**WHAT IS EXPECTED:** Gather all lines in the records below that include the word "działalność".

* BEGIN GIVEN ENTRIES *

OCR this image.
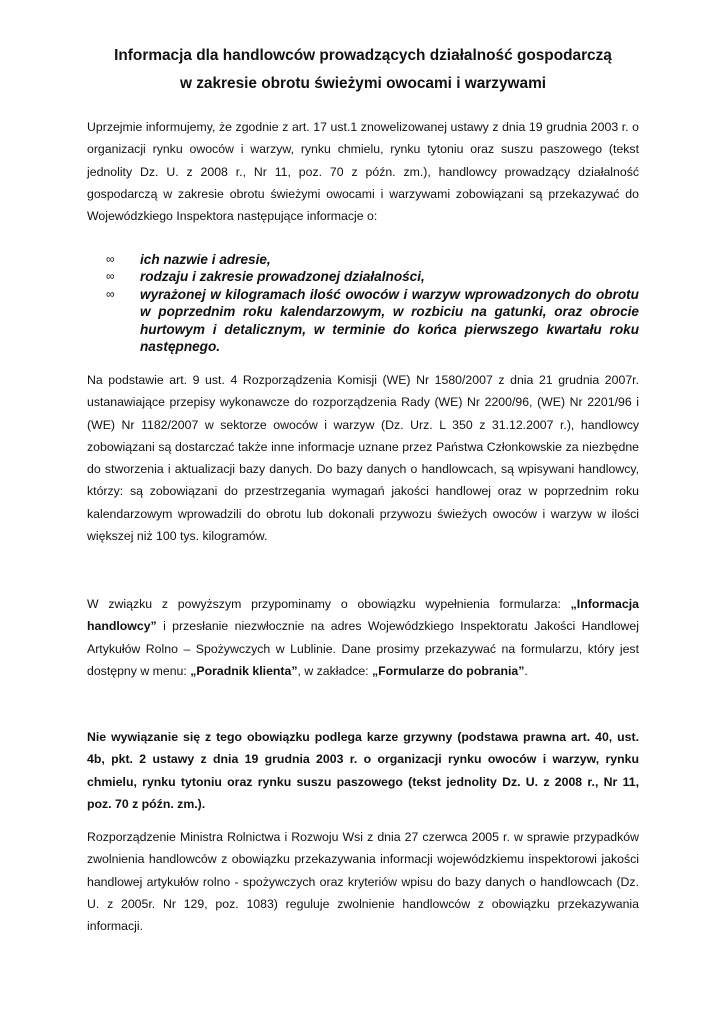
Informacja dla handlowców prowadzących działalność gospodarczą
w zakresie obrotu świeżymi owocami i warzywami

Uprzejmie informujemy, że zgodnie z art. 17 ust.1 znowelizowanej ustawy z dnia 19 grudnia 2003 r. o organizacji rynku owoców i warzyw, rynku chmielu, rynku tytoniu oraz suszu paszowego (tekst jednolity Dz. U. z 2008 r., Nr 11, poz. 70 z późn. zm.), handlowcy prowadzący działalność gospodarczą w zakresie obrotu świeżymi owocami i warzywami zobowiązani są przekazywać do Wojewódzkiego Inspektora następujące informacje o:

∞ ich nazwie i adresie,
∞ rodzaju i zakresie prowadzonej działalności,
∞ wyrażonej w kilogramach ilość owoców i warzyw wprowadzonych do obrotu w poprzednim roku kalendarzowym, w rozbiciu na gatunki, oraz obrocie hurtowym i detalicznym, w terminie do końca pierwszego kwartału roku następnego.

Na podstawie art. 9 ust. 4 Rozporządzenia Komisji (WE) Nr 1580/2007 z dnia 21 grudnia 2007r. ustanawiające przepisy wykonawcze do rozporządzenia Rady (WE) Nr 2200/96, (WE) Nr 2201/96 i (WE) Nr 1182/2007 w sektorze owoców i warzyw (Dz. Urz. L 350 z 31.12.2007 r.), handlowcy zobowiązani są dostarczać także inne informacje uznane przez Państwa Członkowskie za niezbędne do stworzenia i aktualizacji bazy danych. Do bazy danych o handlowcach, są wpisywani handlowcy, którzy: są zobowiązani do przestrzegania wymagań jakości handlowej oraz w poprzednim roku kalendarzowym wprowadzili do obrotu lub dokonali przywozu świeżych owoców i warzyw w ilości większej niż 100 tys. kilogramów.

W związku z powyższym przypominamy o obowiązku wypełnienia formularza: „Informacja handlowcy” i przesłanie niezwłocznie na adres Wojewódzkiego Inspektoratu Jakości Handlowej Artykułów Rolno – Spożywczych w Lublinie. Dane prosimy przekazywać na formularzu, który jest dostępny w menu: „Poradnik klienta”, w zakładce: „Formularze do pobrania”.

Nie wywiązanie się z tego obowiązku podlega karze grzywny (podstawa prawna art. 40, ust. 4b, pkt. 2 ustawy z dnia 19 grudnia 2003 r. o organizacji rynku owoców i warzyw, rynku chmielu, rynku tytoniu oraz rynku suszu paszowego (tekst jednolity Dz. U. z 2008 r., Nr 11, poz. 70 z późn. zm.).

Rozporządzenie Ministra Rolnictwa i Rozwoju Wsi z dnia 27 czerwca 2005 r. w sprawie przypadków zwolnienia handlowców z obowiązku przekazywania informacji wojewódzkiemu inspektorowi jakości handlowej artykułów rolno - spożywczych oraz kryteriów wpisu do bazy danych o handlowcach (Dz. U. z 2005r. Nr 129, poz. 1083) reguluje zwolnienie handlowców z obowiązku przekazywania informacji.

* END GIVEN ENTRIES *

**EXERCISE RESULT:**
Informacja dla handlowców prowadzących działalność gospodarczą
Uprzejmie informujemy, że zgodnie z art. 17 ust.1 znowelizowanej ustawy z dnia 19 grudnia 2003 r. o organizacji rynku owoców i warzyw, rynku chmielu, rynku tytoniu oraz suszu paszowego (tekst jednolity Dz. U. z 2008 r., Nr 11, poz. 70 z późn. zm.), handlowcy prowadzący działalność gospodarczą w zakresie obrotu świeżymi owocami i warzywami zobowiązani są przekazywać do Wojewódzkiego Inspektora następujące informacje o:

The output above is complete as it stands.